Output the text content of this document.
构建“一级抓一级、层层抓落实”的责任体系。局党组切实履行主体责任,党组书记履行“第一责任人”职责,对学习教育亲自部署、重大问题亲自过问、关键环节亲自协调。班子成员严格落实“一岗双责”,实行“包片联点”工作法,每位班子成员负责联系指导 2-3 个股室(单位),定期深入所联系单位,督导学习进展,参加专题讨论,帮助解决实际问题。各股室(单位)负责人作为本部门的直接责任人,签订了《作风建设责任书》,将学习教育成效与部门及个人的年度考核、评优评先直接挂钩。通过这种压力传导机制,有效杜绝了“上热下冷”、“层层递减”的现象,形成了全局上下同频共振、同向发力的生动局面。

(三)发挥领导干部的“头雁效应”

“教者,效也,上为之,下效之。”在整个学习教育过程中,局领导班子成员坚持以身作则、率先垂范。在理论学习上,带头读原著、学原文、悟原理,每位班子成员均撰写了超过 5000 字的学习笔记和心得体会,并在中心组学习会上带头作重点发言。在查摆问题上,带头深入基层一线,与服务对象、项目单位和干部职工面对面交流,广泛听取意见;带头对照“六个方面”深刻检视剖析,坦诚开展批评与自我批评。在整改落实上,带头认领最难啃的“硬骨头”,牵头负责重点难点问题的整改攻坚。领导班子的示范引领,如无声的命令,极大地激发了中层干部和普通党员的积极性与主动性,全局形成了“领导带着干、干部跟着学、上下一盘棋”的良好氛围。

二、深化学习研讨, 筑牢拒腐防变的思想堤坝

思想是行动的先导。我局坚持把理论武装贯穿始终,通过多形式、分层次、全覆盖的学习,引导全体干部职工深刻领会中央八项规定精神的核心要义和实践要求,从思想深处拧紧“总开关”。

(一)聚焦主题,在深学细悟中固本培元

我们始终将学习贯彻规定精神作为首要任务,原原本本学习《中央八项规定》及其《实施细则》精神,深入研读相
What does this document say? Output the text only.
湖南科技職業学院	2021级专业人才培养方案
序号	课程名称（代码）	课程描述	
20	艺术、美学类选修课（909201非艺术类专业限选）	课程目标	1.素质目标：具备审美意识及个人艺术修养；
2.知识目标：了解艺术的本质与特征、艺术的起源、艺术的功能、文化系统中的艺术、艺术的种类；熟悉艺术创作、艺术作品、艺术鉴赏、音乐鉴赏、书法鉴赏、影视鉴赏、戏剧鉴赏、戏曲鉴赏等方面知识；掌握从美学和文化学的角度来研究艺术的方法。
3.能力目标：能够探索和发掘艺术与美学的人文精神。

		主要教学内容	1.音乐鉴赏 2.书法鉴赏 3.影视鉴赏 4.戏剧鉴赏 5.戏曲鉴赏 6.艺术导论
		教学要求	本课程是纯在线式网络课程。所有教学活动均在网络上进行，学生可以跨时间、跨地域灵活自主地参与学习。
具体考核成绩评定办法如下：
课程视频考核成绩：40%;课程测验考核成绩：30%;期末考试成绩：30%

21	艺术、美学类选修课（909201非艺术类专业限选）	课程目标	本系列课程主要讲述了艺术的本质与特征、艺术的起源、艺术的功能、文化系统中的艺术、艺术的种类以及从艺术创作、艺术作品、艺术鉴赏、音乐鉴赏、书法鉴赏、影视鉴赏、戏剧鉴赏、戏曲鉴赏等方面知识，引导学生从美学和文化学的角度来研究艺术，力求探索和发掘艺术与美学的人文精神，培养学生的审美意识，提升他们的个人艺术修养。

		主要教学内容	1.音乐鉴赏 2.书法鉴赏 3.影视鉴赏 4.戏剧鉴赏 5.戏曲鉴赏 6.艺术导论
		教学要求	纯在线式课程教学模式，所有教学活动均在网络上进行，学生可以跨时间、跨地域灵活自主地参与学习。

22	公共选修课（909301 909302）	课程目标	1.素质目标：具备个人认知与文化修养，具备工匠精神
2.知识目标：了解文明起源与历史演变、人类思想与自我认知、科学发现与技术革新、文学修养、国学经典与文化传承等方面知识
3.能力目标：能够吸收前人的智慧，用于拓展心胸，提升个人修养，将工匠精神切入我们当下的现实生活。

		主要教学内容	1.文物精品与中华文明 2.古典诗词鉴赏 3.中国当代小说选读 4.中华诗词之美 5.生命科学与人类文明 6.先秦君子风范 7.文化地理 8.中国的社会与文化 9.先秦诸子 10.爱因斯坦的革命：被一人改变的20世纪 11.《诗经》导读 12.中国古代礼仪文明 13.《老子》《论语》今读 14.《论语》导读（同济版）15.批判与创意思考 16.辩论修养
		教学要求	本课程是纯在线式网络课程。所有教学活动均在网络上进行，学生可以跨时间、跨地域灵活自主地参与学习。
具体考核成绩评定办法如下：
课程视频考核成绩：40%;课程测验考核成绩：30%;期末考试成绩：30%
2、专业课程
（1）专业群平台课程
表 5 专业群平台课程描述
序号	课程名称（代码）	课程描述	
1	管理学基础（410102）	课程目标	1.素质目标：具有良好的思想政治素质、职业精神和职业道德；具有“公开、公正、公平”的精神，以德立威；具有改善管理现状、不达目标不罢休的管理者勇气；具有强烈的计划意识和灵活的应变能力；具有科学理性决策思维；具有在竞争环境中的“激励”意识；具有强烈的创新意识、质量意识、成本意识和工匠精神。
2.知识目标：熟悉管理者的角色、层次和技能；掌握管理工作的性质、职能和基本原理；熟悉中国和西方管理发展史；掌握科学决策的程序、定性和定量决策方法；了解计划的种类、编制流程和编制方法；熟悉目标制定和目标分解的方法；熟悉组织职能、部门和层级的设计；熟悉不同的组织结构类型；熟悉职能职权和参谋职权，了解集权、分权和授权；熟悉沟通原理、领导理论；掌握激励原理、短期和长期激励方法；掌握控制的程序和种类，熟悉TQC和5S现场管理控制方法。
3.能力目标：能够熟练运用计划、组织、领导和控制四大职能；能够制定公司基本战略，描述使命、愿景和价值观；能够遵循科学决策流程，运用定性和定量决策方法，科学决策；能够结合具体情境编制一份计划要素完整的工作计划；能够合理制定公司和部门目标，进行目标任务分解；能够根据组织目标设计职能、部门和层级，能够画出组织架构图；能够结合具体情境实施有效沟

Stated exercise
Lines holding the word "Output" should be counted across the entries; state only how many there are.

Exercise answer
2